Extracted text:
····················
Step 302: Obtaining the inference input signal vector 12 from the training dataset and obtaining the teacher signal vector 21.
Step 304: Transmitting the inference input signal vector 12 to the inference input nodes 102 and transmitting the teacher signal vector 21 to the teacher input nodes 201.
Step 306: Receiving the output signal vector 14 from the output nodes 104.
Step 308: Calculating the teacher signal vector 21 according to the output signal vector 14.
Step 310: End.
As mentioned above, in the training process 30, the computing model-X 20 may infer the relationship between the inference input signal vector 12 and the output signal vector 14 according to the associative learning rule. Moreover, In Step 308, the teacher signal vector 21 may be generated by the parameters of the inference input signal vector 12, the golden output signal vector 13, the output signal vector 14, the conditions of the surrounding where the computing model-X 20 located, or a combination thereof. Those skilled in the art may make modifications and alterations accordingly, and not limited herein. For example, when the computing model-X 20 is working in the 25 degrees Celsius environment, the teacher signal vector 21 is the same as the difference between the golden output signal vector 13 and the output signal vector 14. And, when the computing model-X 20 is at 75 degrees Celsius, the teacher signal vector 21 may be set to 1.5 times the difference to enforce the teaching strength because of signal noise ratio. In other words, Step 308 determines the teacher signal vector 21 according to the golden signal vector 13, which are determined according to the inference input signal vector 12, and the output signal vector 14.
····················
Entries drawn from a collection:

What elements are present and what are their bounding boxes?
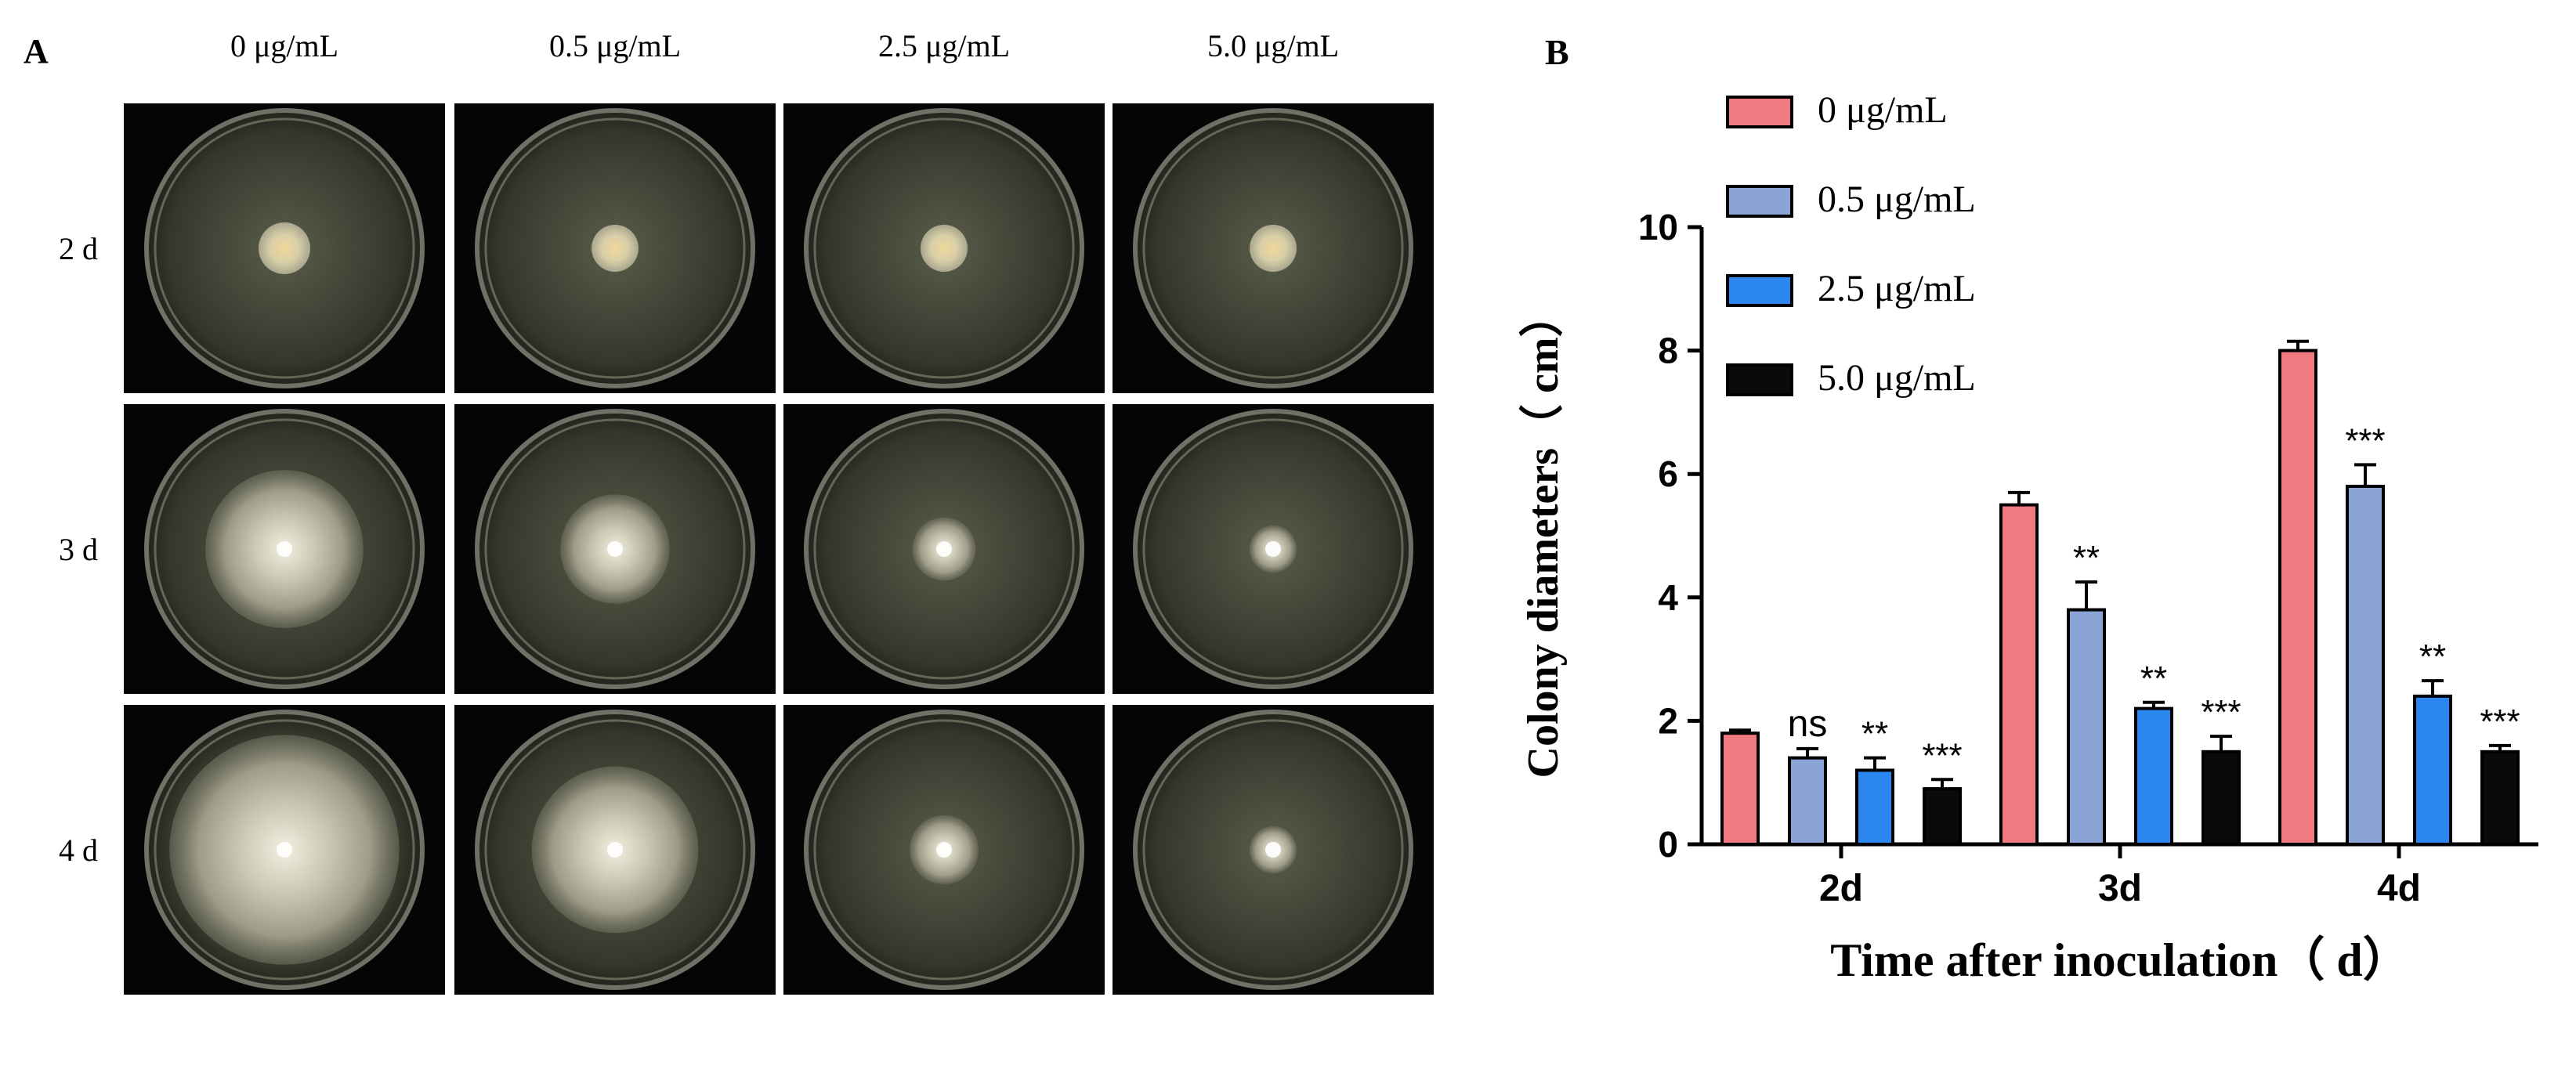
chart-bars: ns ******************** (1720, 339, 2520, 847)
bar (1999, 503, 2039, 846)
legend-swatch (1726, 185, 1793, 218)
petri-dish-image (1113, 103, 1434, 393)
petri-dish-image (454, 103, 776, 393)
y-tick-label: 4 (1658, 577, 1678, 618)
petri-dish-image (124, 705, 445, 995)
x-tick-label: 3d (2098, 868, 2142, 909)
panel-b-bar-chart: B 0 2 4 6 8 10 2d 3d 4d ns ** *** ** ** *** *** ** *** 0… (1473, 0, 2576, 1091)
significance-label: *** (2480, 703, 2520, 741)
petri-dish-image (454, 705, 776, 995)
plate-grid: A 0 μg/mL 0.5 μg/mL 2.5 μg/mL 5.0 μg/mL 2 d… (24, 28, 1434, 995)
legend-swatch (1726, 274, 1793, 307)
significance-label: *** (2345, 421, 2385, 460)
colony (1250, 225, 1297, 272)
bar (2134, 706, 2173, 847)
bar (1855, 768, 1894, 846)
day-label: 2 d (59, 231, 98, 266)
significance-label: *** (2201, 693, 2241, 732)
panel-b-label: B (1545, 32, 1569, 72)
y-axis-title: Colony diameters（ cm） (1518, 293, 1568, 778)
petri-dish-image (783, 404, 1105, 694)
petri-dish-image (124, 404, 445, 694)
bar (2202, 750, 2241, 846)
bar (1788, 756, 1827, 846)
concentration-headers: 0 μg/mL 0.5 μg/mL 2.5 μg/mL 5.0 μg/mL (230, 28, 1339, 63)
legend-label: 0 μg/mL (1818, 89, 1948, 131)
petri-dish-image (783, 705, 1105, 995)
day-label: 3 d (59, 532, 98, 567)
legend-swatch (1726, 363, 1793, 396)
legend-label: 5.0 μg/mL (1818, 357, 1976, 399)
significance-label: ** (2073, 539, 2100, 577)
legend-label: 2.5 μg/mL (1818, 268, 1976, 309)
petri-dish-image (783, 103, 1105, 393)
concentration-header: 0.5 μg/mL (549, 28, 681, 63)
legend-swatch (1726, 96, 1793, 128)
day-label: 4 d (59, 833, 98, 868)
legend-label: 0.5 μg/mL (1818, 179, 1976, 220)
petri-dish-image (1113, 404, 1434, 694)
colony (592, 225, 639, 272)
significance-label: ** (2419, 638, 2446, 676)
bar (2067, 608, 2106, 846)
chart-axes: 0 2 4 6 8 10 2d 3d 4d (1638, 207, 2538, 909)
y-tick-label: 2 (1658, 700, 1678, 741)
colony (259, 222, 310, 274)
petri-dish-image (454, 404, 776, 694)
significance-label: ns (1788, 703, 1828, 745)
petri-dish-image (1113, 705, 1434, 995)
x-axis-title: Time after inoculation（ d） (1830, 934, 2409, 986)
day-labels: 2 d 3 d 4 d (59, 231, 98, 868)
concentration-header: 2.5 μg/mL (878, 28, 1010, 63)
y-tick-label: 0 (1658, 824, 1678, 865)
significance-label: ** (1861, 715, 1888, 753)
concentration-header: 0 μg/mL (230, 28, 338, 63)
colony (921, 225, 968, 272)
panel-a-label: A (24, 32, 49, 70)
x-tick-label: 4d (2377, 868, 2421, 909)
bar (2346, 484, 2385, 847)
x-tick-label: 2d (1819, 868, 1863, 909)
bar (2480, 750, 2520, 846)
petri-dish-image (124, 103, 445, 393)
plates (124, 103, 1434, 995)
significance-label: *** (1922, 736, 1962, 775)
panel-a-plate-images: A 0 μg/mL 0.5 μg/mL 2.5 μg/mL 5.0 μg/mL 2 d… (24, 28, 1434, 995)
significance-label: ** (2140, 659, 2167, 698)
y-tick-label: 6 (1658, 453, 1678, 494)
concentration-header: 5.0 μg/mL (1207, 28, 1339, 63)
bar (2278, 349, 2317, 847)
bar (1720, 732, 1760, 846)
bar (2413, 694, 2452, 846)
y-tick-label: 10 (1638, 207, 1678, 247)
y-tick-label: 8 (1658, 331, 1678, 371)
bar (1923, 787, 1962, 847)
chart-legend: 0 μg/mL 0.5 μg/mL 2.5 μg/mL 5.0 μg/mL (1726, 89, 1976, 399)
····················
Short task A: According to the passage on training computing model-X, what is the teacher signal vector set to when the model is at 75 degrees Celsius?
Short task B: Resume the passage on training computing model-X, picking up after its final sentence.
The records are separate material, unrelated to the passage on training computing model-X.

Task output A: It may be set to 1.5 times the difference between the golden output signal vector and the output signal vector.

Task output B:
The detailed operations of the training process 30 may be referred to the foregoing description, which are not narrated herein for brevity.
Notably, the training process 30 may be executed more than one time. For example, if the number of the training data sets in the training dataset is 100, then the training process 30 will undergo 100 times. As can be seen, the parameters of the computing model-X 20 may vary after the training procedure; that is, the output of the computing model-X 20 may vary even if the sets of the inference input signal vectors and the golden output signal vector is the same. Therefore, there may be some iteration over all inference input signal vectors from the dataset. In an embodiment, the number of the iteration is set to be 3; thus, each inference input signal vector 12 from the training dataset will be transmitted to the inference input nodes 102 for three times, and the golden output signal vector 13 is fixed at the predetermined value while the accompanying teacher signal vector 21 may vary in each time.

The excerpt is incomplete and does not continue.